* [SET PROBLEM]:
Which lines below hold the word "керамика"? Report each one.

Excerpt from a dataset:
________________________

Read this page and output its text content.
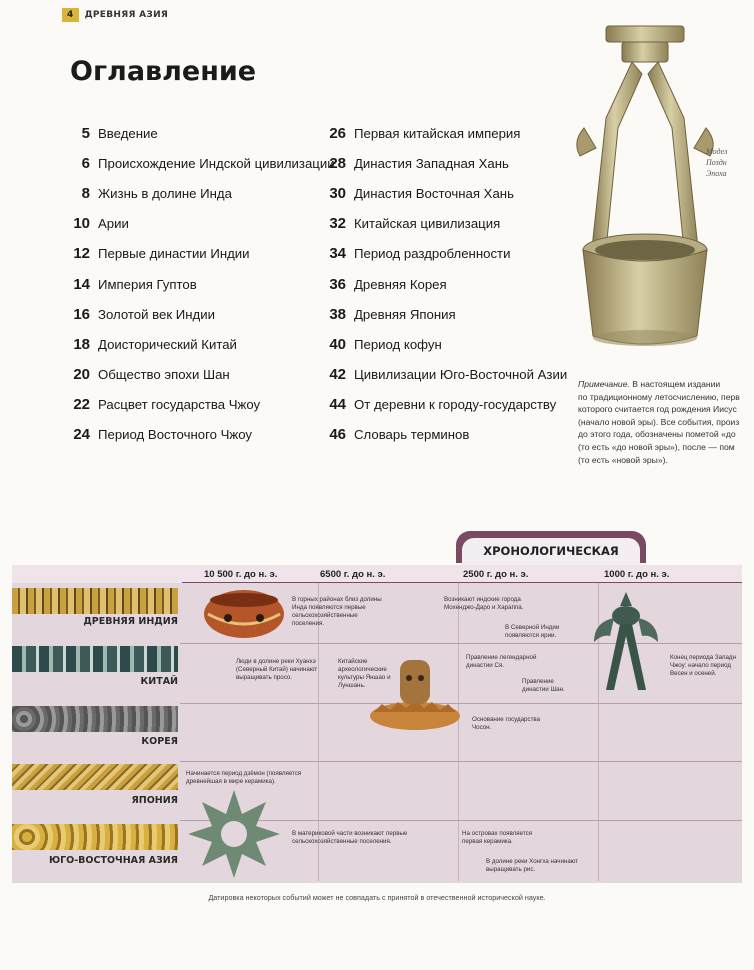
4	ДРЕВНЯЯ АЗИЯ
Оглавление
5 Введение
6 Происхождение Индской цивилизации
8 Жизнь в долине Инда
10 Арии
12 Первые династии Индии
14 Империя Гуптов
16 Золотой век Индии
18 Доисторический Китай
20 Общество эпохи Шан
22 Расцвет государства Чжоу
24 Период Восточного Чжоу
26 Первая китайская империя
28 Династия Западная Хань
30 Династия Восточная Хань
32 Китайская цивилизация
34 Период раздробленности
36 Древняя Корея
38 Древняя Япония
40 Период кофун
42 Цивилизации Юго-Восточной Азии
44 От деревни к городу-государству
46 Словарь терминов
Модел
Поздн
Эпоха
Примечание. В настоящем издании
по традиционному летосчислению, перв
которого считается год рождения Иисус
(начало новой эры). Все события, произ
до этого года, обозначены пометой «до
(то есть «до новой эры»), после — пом
(то есть «новой эры»).
ХРОНОЛОГИЧЕСКАЯ
10 500 г. до н. э.	6500 г. до н. э.	2500 г. до н. э.	1000 г. до н. э.
ДРЕВНЯЯ ИНДИЯ
КИТАЙ
КОРЕЯ
ЯПОНИЯ
ЮГО-ВОСТОЧНАЯ АЗИЯ
В горных районах близ долины Инда появляются первые сельскохозяйственные поселения.
Возникают индские города Мохенджо-Даро и Хараппа.
В Северной Индии появляются ирии.
Люди в долине реки Хуанхэ (Северный Китай) начинают выращивать просо.
Китайские археологические культуры Яншао и Луншань.
Правление легендарной династии Ся.
Правление династии Шан.
Конец периода Западн Чжоу: начало период Весен и осеней.
Основание государства Чосон.
Начинается период дзёмон (появляется древнейшая в мире керамика).
В материковой части возникают первые сельскохозяйственные поселения.
На островах появляется первая керамика.
В долине реки Хонгха начинают выращивать рис.
Датировка некоторых событий может не совпадать с принятой в отечественной исторической науке.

________________________

* [WRITTEN REPLY]:
Начинается период дзёмон (появляется древнейшая в мире керамика).
На островах появляется первая керамика.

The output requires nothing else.